-- begin Provided data --

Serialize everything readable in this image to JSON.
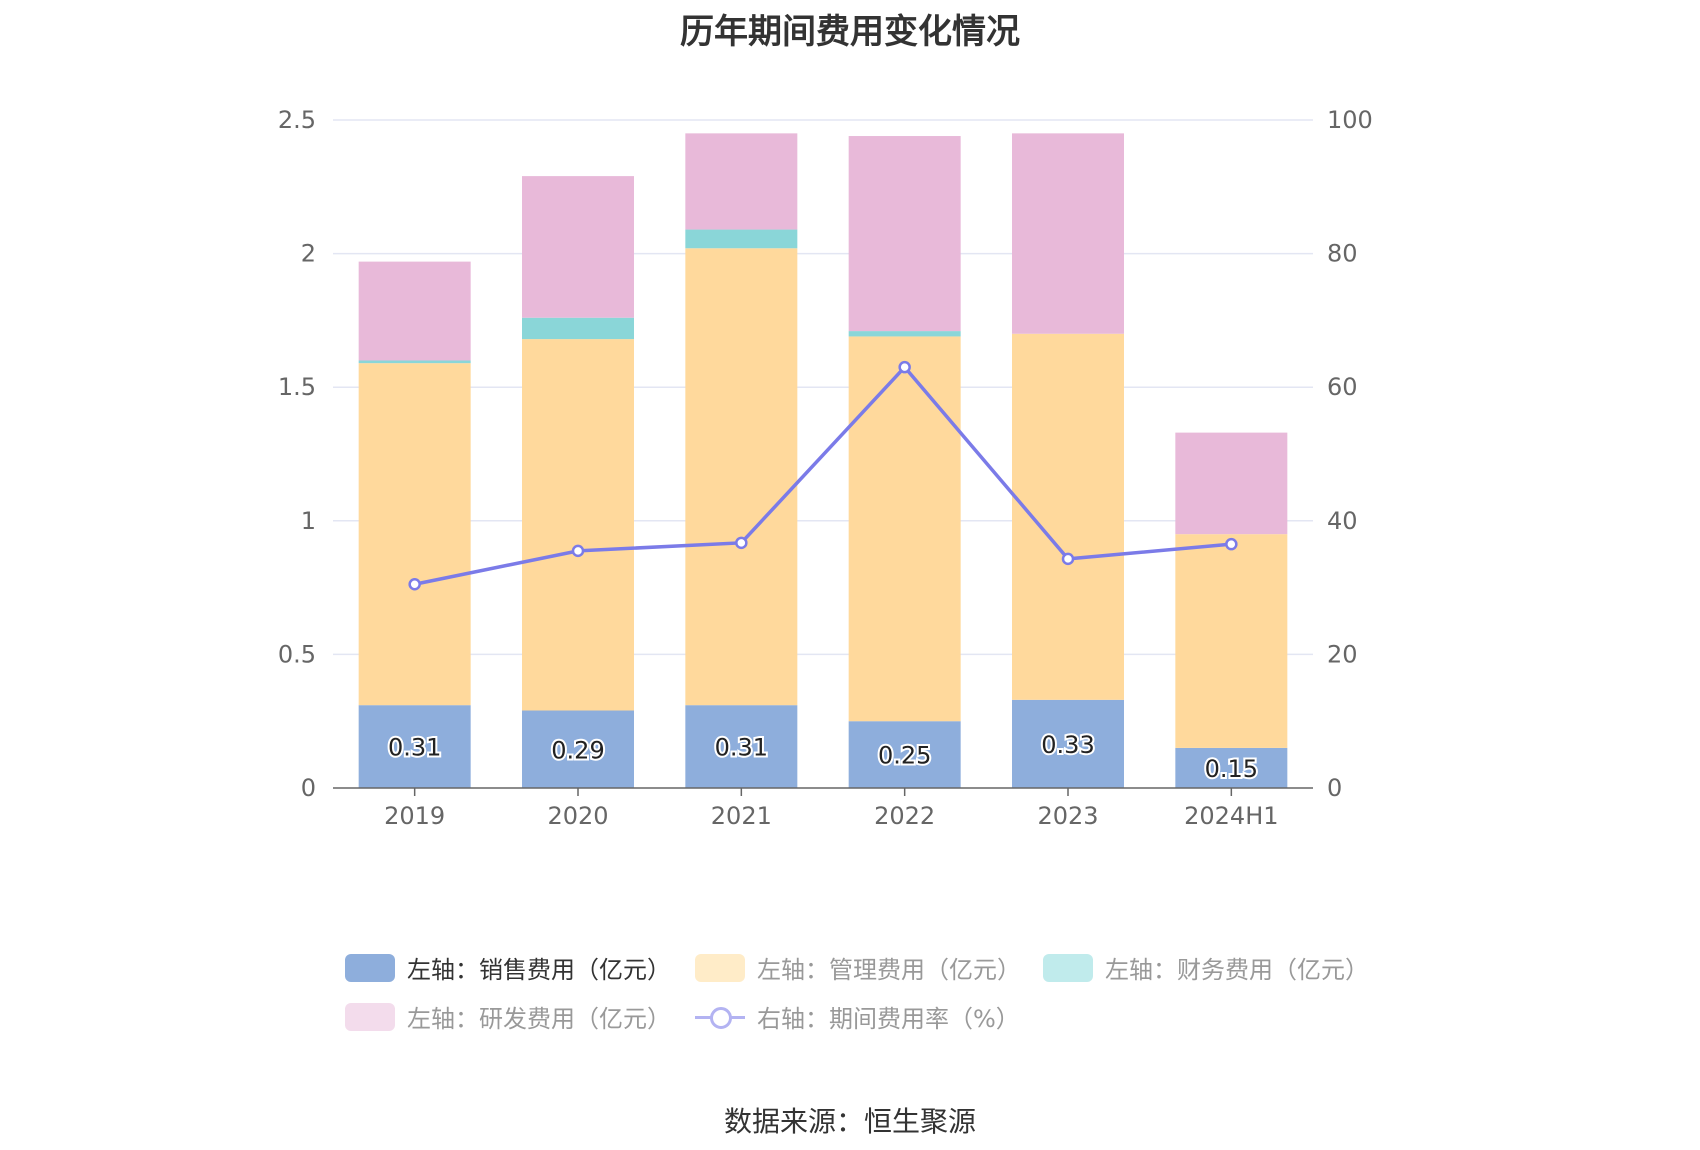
{
  "chart_data": {
    "type": "bar",
    "title": "历年期间费用变化情况",
    "categories": [
      "2019",
      "2020",
      "2021",
      "2022",
      "2023",
      "2024H1"
    ],
    "stacked": true,
    "y_left_ticks": [
      "0",
      "0.5",
      "1",
      "1.5",
      "2",
      "2.5"
    ],
    "y_right_ticks": [
      "0",
      "20",
      "40",
      "60",
      "80",
      "100"
    ],
    "ylim_left": [
      0,
      2.5
    ],
    "ylim_right": [
      0,
      100
    ],
    "grid": true,
    "legend_position": "bottom",
    "series": [
      {
        "name": "左轴：销售费用（亿元）",
        "axis": "left",
        "color": "#8eaedc",
        "values": [
          0.31,
          0.29,
          0.31,
          0.25,
          0.33,
          0.15
        ],
        "show_labels": true,
        "labels": [
          "0.31",
          "0.29",
          "0.31",
          "0.25",
          "0.33",
          "0.15"
        ]
      },
      {
        "name": "左轴：管理费用（亿元）",
        "axis": "left",
        "color": "#ffd99c",
        "values": [
          1.28,
          1.39,
          1.71,
          1.44,
          1.37,
          0.8
        ]
      },
      {
        "name": "左轴：财务费用（亿元）",
        "axis": "left",
        "color": "#8ad6d8",
        "values": [
          0.01,
          0.08,
          0.07,
          0.02,
          0.0,
          0.0
        ]
      },
      {
        "name": "左轴：研发费用（亿元）",
        "axis": "left",
        "color": "#e8b9d9",
        "values": [
          0.37,
          0.53,
          0.36,
          0.73,
          0.75,
          0.38
        ]
      },
      {
        "name": "右轴：期间费用率（%）",
        "axis": "right",
        "type": "line",
        "color": "#7b7be8",
        "values": [
          30.5,
          35.5,
          36.7,
          63.0,
          34.3,
          36.5
        ]
      }
    ],
    "legend": [
      {
        "label": "左轴：销售费用（亿元）",
        "color": "#8eaedc",
        "kind": "bar"
      },
      {
        "label": "左轴：管理费用（亿元）",
        "color": "#ffecc8",
        "kind": "bar"
      },
      {
        "label": "左轴：财务费用（亿元）",
        "color": "#c0ebec",
        "kind": "bar"
      },
      {
        "label": "左轴：研发费用（亿元）",
        "color": "#f3dcec",
        "kind": "bar"
      },
      {
        "label": "右轴：期间费用率（%）",
        "color": "#b3b3f2",
        "kind": "line"
      }
    ]
  },
  "source": "数据来源：恒生聚源"
}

-- end Provided data --

▶ Objective:
Give back the whole listing as it stands, minus its pictures.

▶ Result:
Serialize everything readable in this image to JSON.
{
  "chart_data": {
    "type": "bar",
    "title": "历年期间费用变化情况",
    "categories": [
      "2019",
      "2020",
      "2021",
      "2022",
      "2023",
      "2024H1"
    ],
    "stacked": true,
    "y_left_ticks": [
      "0",
      "0.5",
      "1",
      "1.5",
      "2",
      "2.5"
    ],
    "y_right_ticks": [
      "0",
      "20",
      "40",
      "60",
      "80",
      "100"
    ],
    "ylim_left": [
      0,
      2.5
    ],
    "ylim_right": [
      0,
      100
    ],
    "grid": true,
    "legend_position": "bottom",
    "series": [
      {
        "name": "左轴：销售费用（亿元）",
        "axis": "left",
        "color": "#8eaedc",
        "values": [
          0.31,
          0.29,
          0.31,
          0.25,
          0.33,
          0.15
        ],
        "show_labels": true,
        "labels": [
          "0.31",
          "0.29",
          "0.31",
          "0.25",
          "0.33",
          "0.15"
        ]
      },
      {
        "name": "左轴：管理费用（亿元）",
        "axis": "left",
        "color": "#ffd99c",
        "values": [
          1.28,
          1.39,
          1.71,
          1.44,
          1.37,
          0.8
        ]
      },
      {
        "name": "左轴：财务费用（亿元）",
        "axis": "left",
        "color": "#8ad6d8",
        "values": [
          0.01,
          0.08,
          0.07,
          0.02,
          0.0,
          0.0
        ]
      },
      {
        "name": "左轴：研发费用（亿元）",
        "axis": "left",
        "color": "#e8b9d9",
        "values": [
          0.37,
          0.53,
          0.36,
          0.73,
          0.75,
          0.38
        ]
      },
      {
        "name": "右轴：期间费用率（%）",
        "axis": "right",
        "type": "line",
        "color": "#7b7be8",
        "values": [
          30.5,
          35.5,
          36.7,
          63.0,
          34.3,
          36.5
        ]
      }
    ],
    "legend": [
      {
        "label": "左轴：销售费用（亿元）",
        "color": "#8eaedc",
        "kind": "bar"
      },
      {
        "label": "左轴：管理费用（亿元）",
        "color": "#ffecc8",
        "kind": "bar"
      },
      {
        "label": "左轴：财务费用（亿元）",
        "color": "#c0ebec",
        "kind": "bar"
      },
      {
        "label": "左轴：研发费用（亿元）",
        "color": "#f3dcec",
        "kind": "bar"
      },
      {
        "label": "右轴：期间费用率（%）",
        "color": "#b3b3f2",
        "kind": "line"
      }
    ]
  },
  "source": "数据来源：恒生聚源"
}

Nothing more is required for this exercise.